--- Problem description ---
Copy everything in the listing below word for word, apart from any images.

(Raw records)
## Start

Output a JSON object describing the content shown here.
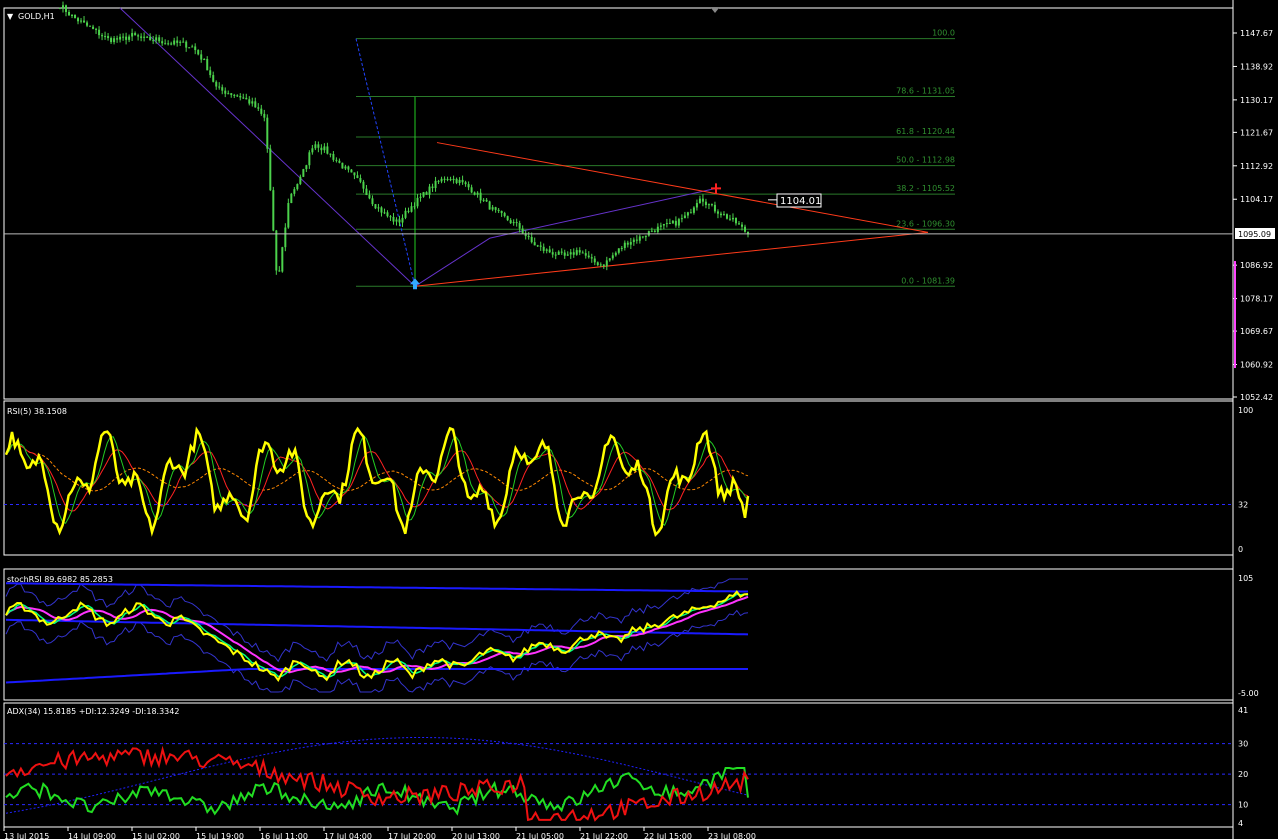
{
  "colors": {
    "bg": "#000000",
    "frame": "#ffffff",
    "candle": "#4cd24c",
    "fib_line": "#2a7a2a",
    "fib_text": "#2f8f2f",
    "triangle": "#ff3b1a",
    "rsi_main": "#ffff00",
    "stoch_band": "#1a1aff",
    "stoch_main": "#ffff00",
    "stoch_sig": "#00ff7f",
    "stoch_ma": "#ff33ff",
    "adx_plus": "#22dd22",
    "adx_minus": "#ee1111",
    "adx_line": "#2020ff",
    "dashed_level": "#2a2aff"
  },
  "main": {
    "title": "GOLD,H1",
    "current_price_label": "1095.09",
    "marker_label": "1104.01",
    "price_ticks": [
      "1147.67",
      "1138.92",
      "1130.17",
      "1121.67",
      "1112.92",
      "1104.17",
      "1095.09",
      "1086.92",
      "1078.17",
      "1069.67",
      "1060.92",
      "1052.42"
    ],
    "fib_labels": [
      "100.0",
      "78.6 - 1131.05",
      "61.8 - 1120.44",
      "50.0 - 1112.98",
      "38.2 - 1105.52",
      "23.6 - 1096.30",
      "0.0 - 1081.39"
    ]
  },
  "rsi": {
    "title": "RSI(5) 38.1508",
    "ticks": [
      "100",
      "32",
      "0"
    ]
  },
  "stoch": {
    "title": "stochRSI 89.6982 85.2853",
    "ticks": [
      "105",
      "-5.00"
    ]
  },
  "adx": {
    "title": "ADX(34) 15.8185 +DI:12.3249 -DI:18.3342",
    "ticks": [
      "41",
      "30",
      "20",
      "10",
      "4"
    ]
  },
  "time_axis": [
    "13 Jul 2015",
    "14 Jul 09:00",
    "15 Jul 02:00",
    "15 Jul 19:00",
    "16 Jul 11:00",
    "17 Jul 04:00",
    "17 Jul 20:00",
    "20 Jul 13:00",
    "21 Jul 05:00",
    "21 Jul 22:00",
    "22 Jul 15:00",
    "23 Jul 08:00"
  ],
  "chart_data": {
    "type": "line",
    "title": "GOLD,H1",
    "symbol": "GOLD",
    "timeframe": "H1",
    "ylim": [
      1052.42,
      1152
    ],
    "price_path_close": [
      1155,
      1152,
      1150,
      1148,
      1146,
      1146,
      1147,
      1146,
      1146,
      1145,
      1145,
      1144,
      1140,
      1133,
      1132,
      1131,
      1129,
      1125,
      1081.4,
      1105,
      1110,
      1119,
      1117,
      1114,
      1111,
      1108,
      1103,
      1100,
      1098,
      1102,
      1105,
      1108,
      1110,
      1109,
      1107,
      1104,
      1101,
      1099,
      1097,
      1093,
      1091,
      1090,
      1089,
      1091,
      1088,
      1087,
      1090,
      1093,
      1094,
      1096,
      1097,
      1098,
      1100,
      1105,
      1102,
      1100,
      1098,
      1095.09
    ],
    "fibonacci": [
      {
        "level": "100.0",
        "price": 1146.2
      },
      {
        "level": "78.6",
        "price": 1131.05
      },
      {
        "level": "61.8",
        "price": 1120.44
      },
      {
        "level": "50.0",
        "price": 1112.98
      },
      {
        "level": "38.2",
        "price": 1105.52
      },
      {
        "level": "23.6",
        "price": 1096.3
      },
      {
        "level": "0.0",
        "price": 1081.39
      }
    ],
    "last_price": 1095.09,
    "marked_price": 1104.01,
    "indicators": [
      {
        "name": "RSI(5)",
        "last": 38.1508,
        "levels": [
          32
        ],
        "ylim": [
          0,
          100
        ]
      },
      {
        "name": "stochRSI",
        "last": [
          89.6982,
          85.2853
        ],
        "ylim": [
          -5,
          105
        ]
      },
      {
        "name": "ADX(34)",
        "adx": 15.8185,
        "plus_di": 12.3249,
        "minus_di": 18.3342,
        "levels": [
          10,
          20,
          30
        ],
        "ylim": [
          4,
          41
        ]
      }
    ]
  }
}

## End

--- Solution ---
Output a JSON object describing the content shown here.
{
  "colors": {
    "bg": "#000000",
    "frame": "#ffffff",
    "candle": "#4cd24c",
    "fib_line": "#2a7a2a",
    "fib_text": "#2f8f2f",
    "triangle": "#ff3b1a",
    "rsi_main": "#ffff00",
    "stoch_band": "#1a1aff",
    "stoch_main": "#ffff00",
    "stoch_sig": "#00ff7f",
    "stoch_ma": "#ff33ff",
    "adx_plus": "#22dd22",
    "adx_minus": "#ee1111",
    "adx_line": "#2020ff",
    "dashed_level": "#2a2aff"
  },
  "main": {
    "title": "GOLD,H1",
    "current_price_label": "1095.09",
    "marker_label": "1104.01",
    "price_ticks": [
      "1147.67",
      "1138.92",
      "1130.17",
      "1121.67",
      "1112.92",
      "1104.17",
      "1095.09",
      "1086.92",
      "1078.17",
      "1069.67",
      "1060.92",
      "1052.42"
    ],
    "fib_labels": [
      "100.0",
      "78.6 - 1131.05",
      "61.8 - 1120.44",
      "50.0 - 1112.98",
      "38.2 - 1105.52",
      "23.6 - 1096.30",
      "0.0 - 1081.39"
    ]
  },
  "rsi": {
    "title": "RSI(5) 38.1508",
    "ticks": [
      "100",
      "32",
      "0"
    ]
  },
  "stoch": {
    "title": "stochRSI 89.6982 85.2853",
    "ticks": [
      "105",
      "-5.00"
    ]
  },
  "adx": {
    "title": "ADX(34) 15.8185 +DI:12.3249 -DI:18.3342",
    "ticks": [
      "41",
      "30",
      "20",
      "10",
      "4"
    ]
  },
  "time_axis": [
    "13 Jul 2015",
    "14 Jul 09:00",
    "15 Jul 02:00",
    "15 Jul 19:00",
    "16 Jul 11:00",
    "17 Jul 04:00",
    "17 Jul 20:00",
    "20 Jul 13:00",
    "21 Jul 05:00",
    "21 Jul 22:00",
    "22 Jul 15:00",
    "23 Jul 08:00"
  ],
  "chart_data": {
    "type": "line",
    "title": "GOLD,H1",
    "symbol": "GOLD",
    "timeframe": "H1",
    "ylim": [
      1052.42,
      1152
    ],
    "price_path_close": [
      1155,
      1152,
      1150,
      1148,
      1146,
      1146,
      1147,
      1146,
      1146,
      1145,
      1145,
      1144,
      1140,
      1133,
      1132,
      1131,
      1129,
      1125,
      1081.4,
      1105,
      1110,
      1119,
      1117,
      1114,
      1111,
      1108,
      1103,
      1100,
      1098,
      1102,
      1105,
      1108,
      1110,
      1109,
      1107,
      1104,
      1101,
      1099,
      1097,
      1093,
      1091,
      1090,
      1089,
      1091,
      1088,
      1087,
      1090,
      1093,
      1094,
      1096,
      1097,
      1098,
      1100,
      1105,
      1102,
      1100,
      1098,
      1095.09
    ],
    "fibonacci": [
      {
        "level": "100.0",
        "price": 1146.2
      },
      {
        "level": "78.6",
        "price": 1131.05
      },
      {
        "level": "61.8",
        "price": 1120.44
      },
      {
        "level": "50.0",
        "price": 1112.98
      },
      {
        "level": "38.2",
        "price": 1105.52
      },
      {
        "level": "23.6",
        "price": 1096.3
      },
      {
        "level": "0.0",
        "price": 1081.39
      }
    ],
    "last_price": 1095.09,
    "marked_price": 1104.01,
    "indicators": [
      {
        "name": "RSI(5)",
        "last": 38.1508,
        "levels": [
          32
        ],
        "ylim": [
          0,
          100
        ]
      },
      {
        "name": "stochRSI",
        "last": [
          89.6982,
          85.2853
        ],
        "ylim": [
          -5,
          105
        ]
      },
      {
        "name": "ADX(34)",
        "adx": 15.8185,
        "plus_di": 12.3249,
        "minus_di": 18.3342,
        "levels": [
          10,
          20,
          30
        ],
        "ylim": [
          4,
          41
        ]
      }
    ]
  }
}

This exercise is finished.